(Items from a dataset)
↓↓↓

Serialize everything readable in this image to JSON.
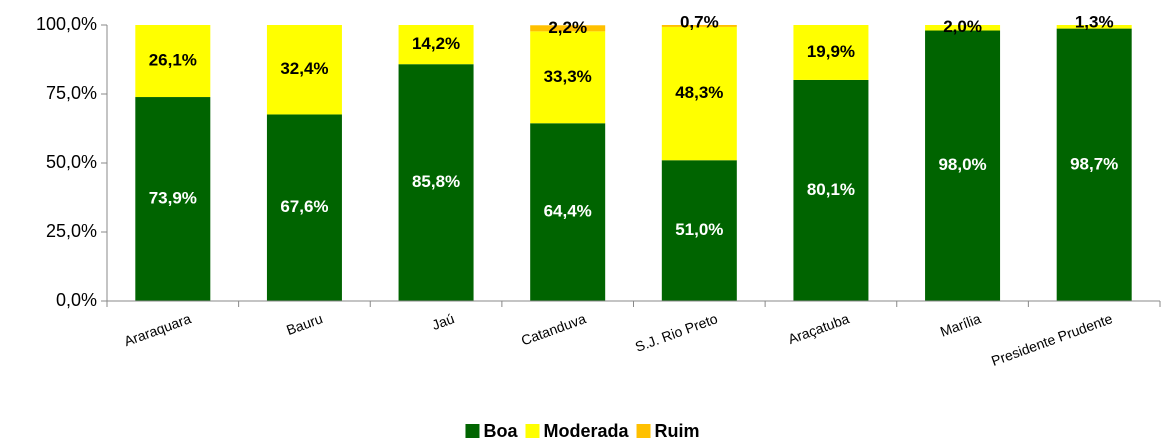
{
  "chart_data": {
    "type": "stacked_bar",
    "categories": [
      "Araraquara",
      "Bauru",
      "Jaú",
      "Catanduva",
      "S.J. Rio Preto",
      "Araçatuba",
      "Marília",
      "Presidente Prudente"
    ],
    "series": [
      {
        "name": "Boa",
        "color": "#006400",
        "values": [
          73.9,
          67.6,
          85.8,
          64.4,
          51.0,
          80.1,
          98.0,
          98.7
        ],
        "value_labels": [
          "73,9%",
          "67,6%",
          "85,8%",
          "64,4%",
          "51,0%",
          "80,1%",
          "98,0%",
          "98,7%"
        ]
      },
      {
        "name": "Moderada",
        "color": "#ffff00",
        "values": [
          26.1,
          32.4,
          14.2,
          33.3,
          48.3,
          19.9,
          2.0,
          1.3
        ],
        "value_labels": [
          "26,1%",
          "32,4%",
          "14,2%",
          "33,3%",
          "48,3%",
          "19,9%",
          "2,0%",
          "1,3%"
        ]
      },
      {
        "name": "Ruim",
        "color": "#ffc000",
        "values": [
          null,
          null,
          null,
          2.2,
          0.7,
          null,
          null,
          null
        ],
        "value_labels": [
          null,
          null,
          null,
          "2,2%",
          "0,7%",
          null,
          null,
          null
        ]
      }
    ],
    "ylim": [
      0,
      100
    ],
    "yticks": [
      {
        "value": 0,
        "label": "0,0%"
      },
      {
        "value": 25,
        "label": "25,0%"
      },
      {
        "value": 50,
        "label": "50,0%"
      },
      {
        "value": 75,
        "label": "75,0%"
      },
      {
        "value": 100,
        "label": "100,0%"
      }
    ],
    "legend": "bottom"
  }
}
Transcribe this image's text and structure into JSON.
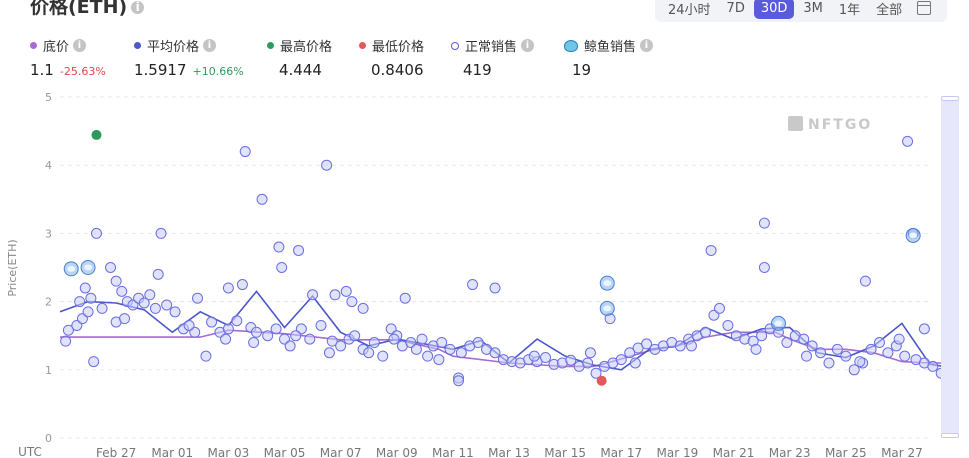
{
  "header": {
    "title": "价格(ETH)"
  },
  "range_buttons": [
    "24小时",
    "7D",
    "30D",
    "3M",
    "1年",
    "全部"
  ],
  "range_active": "30D",
  "stats": {
    "floor": {
      "label": "底价",
      "value": "1.1",
      "change": "-25.63%",
      "color": "#a66ad4"
    },
    "avg": {
      "label": "平均价格",
      "value": "1.5917",
      "change": "+10.66%",
      "color": "#4a58c8"
    },
    "max": {
      "label": "最高价格",
      "value": "4.444",
      "color": "#2e9b5d"
    },
    "min": {
      "label": "最低价格",
      "value": "0.8406",
      "color": "#e05a5a"
    },
    "normal": {
      "label": "正常销售",
      "value": "419",
      "color": "#5a5bdb"
    },
    "whale": {
      "label": "鲸鱼销售",
      "value": "19"
    }
  },
  "watermark": "NFTGO",
  "chart_data": {
    "type": "line",
    "title": "",
    "ylabel": "Price(ETH)",
    "xlabel": "UTC",
    "x_unit": "date",
    "x_range": [
      "2023-02-25",
      "2023-03-28"
    ],
    "xticks": [
      "Feb 27",
      "Mar 01",
      "Mar 03",
      "Mar 05",
      "Mar 07",
      "Mar 09",
      "Mar 11",
      "Mar 13",
      "Mar 15",
      "Mar 17",
      "Mar 19",
      "Mar 21",
      "Mar 23",
      "Mar 25",
      "Mar 27"
    ],
    "ylim": [
      0,
      5
    ],
    "yticks": [
      0,
      1,
      2,
      3,
      4,
      5
    ],
    "grid": true,
    "series": [
      {
        "name": "底价",
        "color": "#a66ad4",
        "points": [
          [
            0.0,
            1.48
          ],
          [
            3.0,
            1.48
          ],
          [
            5.0,
            1.48
          ],
          [
            6.0,
            1.58
          ],
          [
            8.0,
            1.53
          ],
          [
            10.0,
            1.44
          ],
          [
            12.0,
            1.44
          ],
          [
            13.5,
            1.3
          ],
          [
            14.0,
            1.2
          ],
          [
            16.0,
            1.1
          ],
          [
            18.0,
            1.05
          ],
          [
            19.0,
            1.05
          ],
          [
            19.5,
            1.1
          ],
          [
            21.0,
            1.28
          ],
          [
            22.0,
            1.35
          ],
          [
            23.0,
            1.48
          ],
          [
            24.0,
            1.55
          ],
          [
            25.5,
            1.55
          ],
          [
            26.0,
            1.45
          ],
          [
            27.0,
            1.3
          ],
          [
            28.0,
            1.3
          ],
          [
            29.0,
            1.25
          ],
          [
            30.0,
            1.12
          ],
          [
            31.0,
            1.1
          ],
          [
            31.5,
            1.1
          ]
        ]
      },
      {
        "name": "平均价格",
        "color": "#4a58c8",
        "points": [
          [
            0.0,
            1.85
          ],
          [
            1.0,
            2.0
          ],
          [
            2.0,
            1.98
          ],
          [
            3.0,
            1.88
          ],
          [
            4.0,
            1.55
          ],
          [
            5.0,
            1.85
          ],
          [
            6.0,
            1.65
          ],
          [
            7.0,
            2.15
          ],
          [
            8.0,
            1.62
          ],
          [
            9.0,
            2.08
          ],
          [
            10.0,
            1.55
          ],
          [
            11.0,
            1.35
          ],
          [
            12.0,
            1.45
          ],
          [
            13.0,
            1.38
          ],
          [
            14.0,
            1.3
          ],
          [
            15.0,
            1.43
          ],
          [
            16.0,
            1.1
          ],
          [
            17.0,
            1.45
          ],
          [
            18.0,
            1.2
          ],
          [
            19.0,
            1.07
          ],
          [
            20.0,
            1.0
          ],
          [
            21.0,
            1.3
          ],
          [
            22.0,
            1.35
          ],
          [
            23.0,
            1.62
          ],
          [
            24.0,
            1.45
          ],
          [
            25.0,
            1.6
          ],
          [
            26.0,
            1.62
          ],
          [
            27.0,
            1.25
          ],
          [
            28.0,
            1.18
          ],
          [
            29.0,
            1.35
          ],
          [
            30.0,
            1.68
          ],
          [
            31.0,
            1.08
          ],
          [
            31.5,
            1.05
          ]
        ]
      }
    ],
    "highlights": [
      {
        "name": "最高价格",
        "x": 1.3,
        "y": 4.444,
        "color": "#2e9b5d"
      },
      {
        "name": "最低价格",
        "x": 19.3,
        "y": 0.84,
        "color": "#e05a5a"
      }
    ],
    "whale_sales": [
      [
        0.4,
        2.48
      ],
      [
        1.0,
        2.5
      ],
      [
        19.5,
        2.27
      ],
      [
        19.5,
        1.9
      ],
      [
        25.6,
        1.68
      ],
      [
        30.4,
        2.97
      ]
    ],
    "normal_sales": [
      [
        3.6,
        3.0
      ],
      [
        1.3,
        3.0
      ],
      [
        2.2,
        2.15
      ],
      [
        6.6,
        4.2
      ],
      [
        7.2,
        3.5
      ],
      [
        7.8,
        2.8
      ],
      [
        7.9,
        2.5
      ],
      [
        8.5,
        2.75
      ],
      [
        9.5,
        4.0
      ],
      [
        9.0,
        2.1
      ],
      [
        10.2,
        2.15
      ],
      [
        10.8,
        1.9
      ],
      [
        12.3,
        2.05
      ],
      [
        14.7,
        2.25
      ],
      [
        15.5,
        2.2
      ],
      [
        3.5,
        2.4
      ],
      [
        4.9,
        2.05
      ],
      [
        6.0,
        2.2
      ],
      [
        6.5,
        2.25
      ],
      [
        9.8,
        2.1
      ],
      [
        10.4,
        2.0
      ],
      [
        23.2,
        2.75
      ],
      [
        25.1,
        3.15
      ],
      [
        25.1,
        2.5
      ],
      [
        28.7,
        2.3
      ],
      [
        30.2,
        4.35
      ],
      [
        30.4,
        3.0
      ],
      [
        30.8,
        1.6
      ],
      [
        19.6,
        1.75
      ],
      [
        14.2,
        0.88
      ],
      [
        14.2,
        0.84
      ],
      [
        1.2,
        1.12
      ],
      [
        0.2,
        1.42
      ],
      [
        0.3,
        1.58
      ],
      [
        0.6,
        1.65
      ],
      [
        0.8,
        1.75
      ],
      [
        1.0,
        1.85
      ],
      [
        0.7,
        2.0
      ],
      [
        1.1,
        2.05
      ],
      [
        0.9,
        2.2
      ],
      [
        1.5,
        1.9
      ],
      [
        1.8,
        2.5
      ],
      [
        2.0,
        2.3
      ],
      [
        2.4,
        2.0
      ],
      [
        2.6,
        1.95
      ],
      [
        2.8,
        2.05
      ],
      [
        3.0,
        1.98
      ],
      [
        3.2,
        2.1
      ],
      [
        3.4,
        1.9
      ],
      [
        3.8,
        1.95
      ],
      [
        4.1,
        1.85
      ],
      [
        4.4,
        1.6
      ],
      [
        4.8,
        1.55
      ],
      [
        5.2,
        1.2
      ],
      [
        5.4,
        1.7
      ],
      [
        5.7,
        1.55
      ],
      [
        6.0,
        1.6
      ],
      [
        6.3,
        1.72
      ],
      [
        6.8,
        1.62
      ],
      [
        7.0,
        1.55
      ],
      [
        7.4,
        1.5
      ],
      [
        7.7,
        1.6
      ],
      [
        8.0,
        1.45
      ],
      [
        8.2,
        1.35
      ],
      [
        8.6,
        1.6
      ],
      [
        8.9,
        1.45
      ],
      [
        9.3,
        1.65
      ],
      [
        9.7,
        1.42
      ],
      [
        10.0,
        1.35
      ],
      [
        10.3,
        1.45
      ],
      [
        10.5,
        1.5
      ],
      [
        10.8,
        1.3
      ],
      [
        11.0,
        1.25
      ],
      [
        11.2,
        1.4
      ],
      [
        11.5,
        1.2
      ],
      [
        11.8,
        1.6
      ],
      [
        12.0,
        1.5
      ],
      [
        12.2,
        1.35
      ],
      [
        12.5,
        1.4
      ],
      [
        12.7,
        1.3
      ],
      [
        12.9,
        1.45
      ],
      [
        13.1,
        1.2
      ],
      [
        13.3,
        1.35
      ],
      [
        13.6,
        1.4
      ],
      [
        13.9,
        1.3
      ],
      [
        14.3,
        1.25
      ],
      [
        14.6,
        1.35
      ],
      [
        14.9,
        1.4
      ],
      [
        15.2,
        1.3
      ],
      [
        15.5,
        1.25
      ],
      [
        15.8,
        1.15
      ],
      [
        16.1,
        1.12
      ],
      [
        16.4,
        1.1
      ],
      [
        16.7,
        1.15
      ],
      [
        17.0,
        1.12
      ],
      [
        17.3,
        1.18
      ],
      [
        17.6,
        1.08
      ],
      [
        17.9,
        1.1
      ],
      [
        18.2,
        1.14
      ],
      [
        18.5,
        1.05
      ],
      [
        18.8,
        1.1
      ],
      [
        19.1,
        0.95
      ],
      [
        19.4,
        1.05
      ],
      [
        19.7,
        1.1
      ],
      [
        20.0,
        1.15
      ],
      [
        20.3,
        1.25
      ],
      [
        20.6,
        1.32
      ],
      [
        20.9,
        1.38
      ],
      [
        21.2,
        1.3
      ],
      [
        21.5,
        1.35
      ],
      [
        21.8,
        1.4
      ],
      [
        22.1,
        1.35
      ],
      [
        22.4,
        1.45
      ],
      [
        22.7,
        1.5
      ],
      [
        23.0,
        1.55
      ],
      [
        23.3,
        1.8
      ],
      [
        23.5,
        1.9
      ],
      [
        23.8,
        1.65
      ],
      [
        24.1,
        1.5
      ],
      [
        24.4,
        1.45
      ],
      [
        24.7,
        1.42
      ],
      [
        25.0,
        1.5
      ],
      [
        25.3,
        1.6
      ],
      [
        25.6,
        1.55
      ],
      [
        25.9,
        1.4
      ],
      [
        26.2,
        1.5
      ],
      [
        26.5,
        1.45
      ],
      [
        26.8,
        1.35
      ],
      [
        27.1,
        1.25
      ],
      [
        27.4,
        1.1
      ],
      [
        27.7,
        1.3
      ],
      [
        28.0,
        1.2
      ],
      [
        28.3,
        1.0
      ],
      [
        28.6,
        1.1
      ],
      [
        28.9,
        1.3
      ],
      [
        29.2,
        1.4
      ],
      [
        29.5,
        1.25
      ],
      [
        29.8,
        1.35
      ],
      [
        30.1,
        1.2
      ],
      [
        30.5,
        1.15
      ],
      [
        30.8,
        1.1
      ],
      [
        31.1,
        1.05
      ],
      [
        31.4,
        0.95
      ],
      [
        2.0,
        1.7
      ],
      [
        2.3,
        1.75
      ],
      [
        4.6,
        1.65
      ],
      [
        5.9,
        1.45
      ],
      [
        6.9,
        1.4
      ],
      [
        8.4,
        1.5
      ],
      [
        9.6,
        1.25
      ],
      [
        11.9,
        1.45
      ],
      [
        13.5,
        1.15
      ],
      [
        16.9,
        1.2
      ],
      [
        18.9,
        1.25
      ],
      [
        20.5,
        1.1
      ],
      [
        22.5,
        1.35
      ],
      [
        24.8,
        1.3
      ],
      [
        26.6,
        1.2
      ],
      [
        28.5,
        1.12
      ],
      [
        29.9,
        1.45
      ]
    ]
  }
}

↑↑↑

— GOAL —
Read the data above. Pull out each line in which the string "image" appears.

— EXERCISE SOLUTION —
Serialize everything readable in this image to JSON.
Transcribe this image's text and structure into JSON.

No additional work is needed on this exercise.